YOUR INSTRUCTIONS | Write out each line of the material again, word for word.

Data records:
--*--
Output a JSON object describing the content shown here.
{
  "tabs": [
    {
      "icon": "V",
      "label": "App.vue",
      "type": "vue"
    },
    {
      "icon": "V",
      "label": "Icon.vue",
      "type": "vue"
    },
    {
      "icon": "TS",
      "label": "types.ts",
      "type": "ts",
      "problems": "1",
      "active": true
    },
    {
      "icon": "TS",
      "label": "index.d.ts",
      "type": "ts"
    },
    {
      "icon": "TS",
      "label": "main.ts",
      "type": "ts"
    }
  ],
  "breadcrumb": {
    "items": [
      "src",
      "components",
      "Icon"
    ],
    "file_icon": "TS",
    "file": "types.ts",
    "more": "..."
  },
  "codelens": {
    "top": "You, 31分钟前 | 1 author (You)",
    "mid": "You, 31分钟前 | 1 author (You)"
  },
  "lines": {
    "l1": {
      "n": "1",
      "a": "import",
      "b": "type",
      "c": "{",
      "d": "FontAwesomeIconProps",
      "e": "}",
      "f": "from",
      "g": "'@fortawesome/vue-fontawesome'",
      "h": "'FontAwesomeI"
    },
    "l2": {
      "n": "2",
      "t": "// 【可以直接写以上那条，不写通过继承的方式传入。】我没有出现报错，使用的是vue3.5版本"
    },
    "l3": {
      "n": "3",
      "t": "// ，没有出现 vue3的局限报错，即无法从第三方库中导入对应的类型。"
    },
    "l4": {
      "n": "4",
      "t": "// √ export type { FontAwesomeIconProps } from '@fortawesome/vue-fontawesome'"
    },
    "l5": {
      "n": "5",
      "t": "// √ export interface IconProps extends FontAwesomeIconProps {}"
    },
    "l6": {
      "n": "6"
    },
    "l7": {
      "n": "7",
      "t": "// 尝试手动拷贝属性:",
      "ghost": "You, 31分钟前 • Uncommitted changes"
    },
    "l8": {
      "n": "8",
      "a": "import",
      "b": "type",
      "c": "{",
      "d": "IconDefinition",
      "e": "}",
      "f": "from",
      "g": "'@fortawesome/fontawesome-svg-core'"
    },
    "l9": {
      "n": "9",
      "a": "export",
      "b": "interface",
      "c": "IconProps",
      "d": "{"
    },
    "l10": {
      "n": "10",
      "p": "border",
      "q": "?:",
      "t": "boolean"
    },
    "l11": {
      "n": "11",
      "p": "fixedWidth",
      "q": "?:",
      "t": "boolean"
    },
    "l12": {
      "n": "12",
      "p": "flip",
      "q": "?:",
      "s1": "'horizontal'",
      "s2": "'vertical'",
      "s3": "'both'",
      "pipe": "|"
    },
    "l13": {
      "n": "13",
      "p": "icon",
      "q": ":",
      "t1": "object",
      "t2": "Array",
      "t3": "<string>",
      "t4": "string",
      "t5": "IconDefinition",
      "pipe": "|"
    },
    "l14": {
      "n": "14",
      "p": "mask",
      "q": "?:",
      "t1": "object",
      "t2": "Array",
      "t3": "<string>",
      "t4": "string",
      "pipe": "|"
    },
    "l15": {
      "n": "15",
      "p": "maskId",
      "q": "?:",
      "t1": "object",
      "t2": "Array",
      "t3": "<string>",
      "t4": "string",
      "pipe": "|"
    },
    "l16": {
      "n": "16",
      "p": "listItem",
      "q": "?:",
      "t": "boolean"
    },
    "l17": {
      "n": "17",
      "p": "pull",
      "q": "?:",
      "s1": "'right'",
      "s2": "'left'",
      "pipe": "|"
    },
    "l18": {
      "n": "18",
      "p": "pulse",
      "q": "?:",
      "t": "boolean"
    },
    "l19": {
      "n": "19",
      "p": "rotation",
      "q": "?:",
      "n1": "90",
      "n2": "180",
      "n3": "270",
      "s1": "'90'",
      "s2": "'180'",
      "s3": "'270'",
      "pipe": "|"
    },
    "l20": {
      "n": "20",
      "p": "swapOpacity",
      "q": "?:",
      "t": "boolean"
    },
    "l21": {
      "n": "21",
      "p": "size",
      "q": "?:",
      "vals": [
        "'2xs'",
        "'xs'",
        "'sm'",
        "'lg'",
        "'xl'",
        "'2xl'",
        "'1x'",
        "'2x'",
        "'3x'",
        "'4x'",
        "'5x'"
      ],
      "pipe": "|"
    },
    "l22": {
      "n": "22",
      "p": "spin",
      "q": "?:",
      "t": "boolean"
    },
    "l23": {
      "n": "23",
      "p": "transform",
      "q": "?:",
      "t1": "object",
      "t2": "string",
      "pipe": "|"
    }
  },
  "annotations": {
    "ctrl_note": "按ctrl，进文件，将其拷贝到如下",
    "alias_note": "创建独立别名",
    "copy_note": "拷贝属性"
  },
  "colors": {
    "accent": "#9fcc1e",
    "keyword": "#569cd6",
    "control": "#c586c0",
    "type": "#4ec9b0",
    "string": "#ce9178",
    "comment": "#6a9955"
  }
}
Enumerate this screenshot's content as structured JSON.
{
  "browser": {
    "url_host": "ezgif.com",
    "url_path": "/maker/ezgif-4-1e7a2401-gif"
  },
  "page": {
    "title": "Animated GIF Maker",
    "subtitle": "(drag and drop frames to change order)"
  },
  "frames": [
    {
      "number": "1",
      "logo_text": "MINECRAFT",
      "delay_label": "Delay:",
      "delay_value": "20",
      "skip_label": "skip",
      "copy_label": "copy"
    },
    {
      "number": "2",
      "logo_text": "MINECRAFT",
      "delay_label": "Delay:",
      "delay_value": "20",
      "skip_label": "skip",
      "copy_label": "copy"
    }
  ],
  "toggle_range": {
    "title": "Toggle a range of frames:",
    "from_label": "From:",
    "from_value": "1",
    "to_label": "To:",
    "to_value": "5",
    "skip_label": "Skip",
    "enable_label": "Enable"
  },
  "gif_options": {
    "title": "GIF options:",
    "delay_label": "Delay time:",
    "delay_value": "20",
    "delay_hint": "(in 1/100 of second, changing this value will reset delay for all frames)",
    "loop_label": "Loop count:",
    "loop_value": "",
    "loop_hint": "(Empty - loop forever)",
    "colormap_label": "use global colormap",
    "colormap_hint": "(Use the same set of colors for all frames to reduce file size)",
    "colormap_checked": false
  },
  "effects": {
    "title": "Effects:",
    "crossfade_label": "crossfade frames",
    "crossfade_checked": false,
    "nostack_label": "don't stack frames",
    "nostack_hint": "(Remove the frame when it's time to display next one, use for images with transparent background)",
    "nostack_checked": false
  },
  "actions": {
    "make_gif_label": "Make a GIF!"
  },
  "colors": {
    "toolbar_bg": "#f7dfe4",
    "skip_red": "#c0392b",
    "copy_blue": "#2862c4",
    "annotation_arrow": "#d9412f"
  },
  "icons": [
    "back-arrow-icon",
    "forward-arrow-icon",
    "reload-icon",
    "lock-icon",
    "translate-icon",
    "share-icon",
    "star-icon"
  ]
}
--*--
SOLVED EXERCISE |
Output a JSON object describing the content shown here.
{
  "tabs": [
    {
      "icon": "V",
      "label": "App.vue",
      "type": "vue"
    },
    {
      "icon": "V",
      "label": "Icon.vue",
      "type": "vue"
    },
    {
      "icon": "TS",
      "label": "types.ts",
      "type": "ts",
      "problems": "1",
      "active": true
    },
    {
      "icon": "TS",
      "label": "index.d.ts",
      "type": "ts"
    },
    {
      "icon": "TS",
      "label": "main.ts",
      "type": "ts"
    }
  ],
  "breadcrumb": {
    "items": [
      "src",
      "components",
      "Icon"
    ],
    "file_icon": "TS",
    "file": "types.ts",
    "more": "..."
  },
  "codelens": {
    "top": "You, 31分钟前 | 1 author (You)",
    "mid": "You, 31分钟前 | 1 author (You)"
  },
  "lines": {
    "l1": {
      "n": "1",
      "a": "import",
      "b": "type",
      "c": "{",
      "d": "FontAwesomeIconProps",
      "e": "}",
      "f": "from",
      "g": "'@fortawesome/vue-fontawesome'",
      "h": "'FontAwesomeI"
    },
    "l2": {
      "n": "2",
      "t": "// 【可以直接写以上那条，不写通过继承的方式传入。】我没有出现报错，使用的是vue3.5版本"
    },
    "l3": {
      "n": "3",
      "t": "// ，没有出现 vue3的局限报错，即无法从第三方库中导入对应的类型。"
    },
    "l4": {
      "n": "4",
      "t": "// √ export type { FontAwesomeIconProps } from '@fortawesome/vue-fontawesome'"
    },
    "l5": {
      "n": "5",
      "t": "// √ export interface IconProps extends FontAwesomeIconProps {}"
    },
    "l6": {
      "n": "6"
    },
    "l7": {
      "n": "7",
      "t": "// 尝试手动拷贝属性:",
      "ghost": "You, 31分钟前 • Uncommitted changes"
    },
    "l8": {
      "n": "8",
      "a": "import",
      "b": "type",
      "c": "{",
      "d": "IconDefinition",
      "e": "}",
      "f": "from",
      "g": "'@fortawesome/fontawesome-svg-core'"
    },
    "l9": {
      "n": "9",
      "a": "export",
      "b": "interface",
      "c": "IconProps",
      "d": "{"
    },
    "l10": {
      "n": "10",
      "p": "border",
      "q": "?:",
      "t": "boolean"
    },
    "l11": {
      "n": "11",
      "p": "fixedWidth",
      "q": "?:",
      "t": "boolean"
    },
    "l12": {
      "n": "12",
      "p": "flip",
      "q": "?:",
      "s1": "'horizontal'",
      "s2": "'vertical'",
      "s3": "'both'",
      "pipe": "|"
    },
    "l13": {
      "n": "13",
      "p": "icon",
      "q": ":",
      "t1": "object",
      "t2": "Array",
      "t3": "<string>",
      "t4": "string",
      "t5": "IconDefinition",
      "pipe": "|"
    },
    "l14": {
      "n": "14",
      "p": "mask",
      "q": "?:",
      "t1": "object",
      "t2": "Array",
      "t3": "<string>",
      "t4": "string",
      "pipe": "|"
    },
    "l15": {
      "n": "15",
      "p": "maskId",
      "q": "?:",
      "t1": "object",
      "t2": "Array",
      "t3": "<string>",
      "t4": "string",
      "pipe": "|"
    },
    "l16": {
      "n": "16",
      "p": "listItem",
      "q": "?:",
      "t": "boolean"
    },
    "l17": {
      "n": "17",
      "p": "pull",
      "q": "?:",
      "s1": "'right'",
      "s2": "'left'",
      "pipe": "|"
    },
    "l18": {
      "n": "18",
      "p": "pulse",
      "q": "?:",
      "t": "boolean"
    },
    "l19": {
      "n": "19",
      "p": "rotation",
      "q": "?:",
      "n1": "90",
      "n2": "180",
      "n3": "270",
      "s1": "'90'",
      "s2": "'180'",
      "s3": "'270'",
      "pipe": "|"
    },
    "l20": {
      "n": "20",
      "p": "swapOpacity",
      "q": "?:",
      "t": "boolean"
    },
    "l21": {
      "n": "21",
      "p": "size",
      "q": "?:",
      "vals": [
        "'2xs'",
        "'xs'",
        "'sm'",
        "'lg'",
        "'xl'",
        "'2xl'",
        "'1x'",
        "'2x'",
        "'3x'",
        "'4x'",
        "'5x'"
      ],
      "pipe": "|"
    },
    "l22": {
      "n": "22",
      "p": "spin",
      "q": "?:",
      "t": "boolean"
    },
    "l23": {
      "n": "23",
      "p": "transform",
      "q": "?:",
      "t1": "object",
      "t2": "string",
      "pipe": "|"
    }
  },
  "annotations": {
    "ctrl_note": "按ctrl，进文件，将其拷贝到如下",
    "alias_note": "创建独立别名",
    "copy_note": "拷贝属性"
  },
  "colors": {
    "accent": "#9fcc1e",
    "keyword": "#569cd6",
    "control": "#c586c0",
    "type": "#4ec9b0",
    "string": "#ce9178",
    "comment": "#6a9955"
  }
}
Enumerate this screenshot's content as structured JSON.
{
  "browser": {
    "url_host": "ezgif.com",
    "url_path": "/maker/ezgif-4-1e7a2401-gif"
  },
  "page": {
    "title": "Animated GIF Maker",
    "subtitle": "(drag and drop frames to change order)"
  },
  "frames": [
    {
      "number": "1",
      "logo_text": "MINECRAFT",
      "delay_label": "Delay:",
      "delay_value": "20",
      "skip_label": "skip",
      "copy_label": "copy"
    },
    {
      "number": "2",
      "logo_text": "MINECRAFT",
      "delay_label": "Delay:",
      "delay_value": "20",
      "skip_label": "skip",
      "copy_label": "copy"
    }
  ],
  "toggle_range": {
    "title": "Toggle a range of frames:",
    "from_label": "From:",
    "from_value": "1",
    "to_label": "To:",
    "to_value": "5",
    "skip_label": "Skip",
    "enable_label": "Enable"
  },
  "gif_options": {
    "title": "GIF options:",
    "delay_label": "Delay time:",
    "delay_value": "20",
    "delay_hint": "(in 1/100 of second, changing this value will reset delay for all frames)",
    "loop_label": "Loop count:",
    "loop_value": "",
    "loop_hint": "(Empty - loop forever)",
    "colormap_label": "use global colormap",
    "colormap_hint": "(Use the same set of colors for all frames to reduce file size)",
    "colormap_checked": false
  },
  "effects": {
    "title": "Effects:",
    "crossfade_label": "crossfade frames",
    "crossfade_checked": false,
    "nostack_label": "don't stack frames",
    "nostack_hint": "(Remove the frame when it's time to display next one, use for images with transparent background)",
    "nostack_checked": false
  },
  "actions": {
    "make_gif_label": "Make a GIF!"
  },
  "colors": {
    "toolbar_bg": "#f7dfe4",
    "skip_red": "#c0392b",
    "copy_blue": "#2862c4",
    "annotation_arrow": "#d9412f"
  },
  "icons": [
    "back-arrow-icon",
    "forward-arrow-icon",
    "reload-icon",
    "lock-icon",
    "translate-icon",
    "share-icon",
    "star-icon"
  ]
}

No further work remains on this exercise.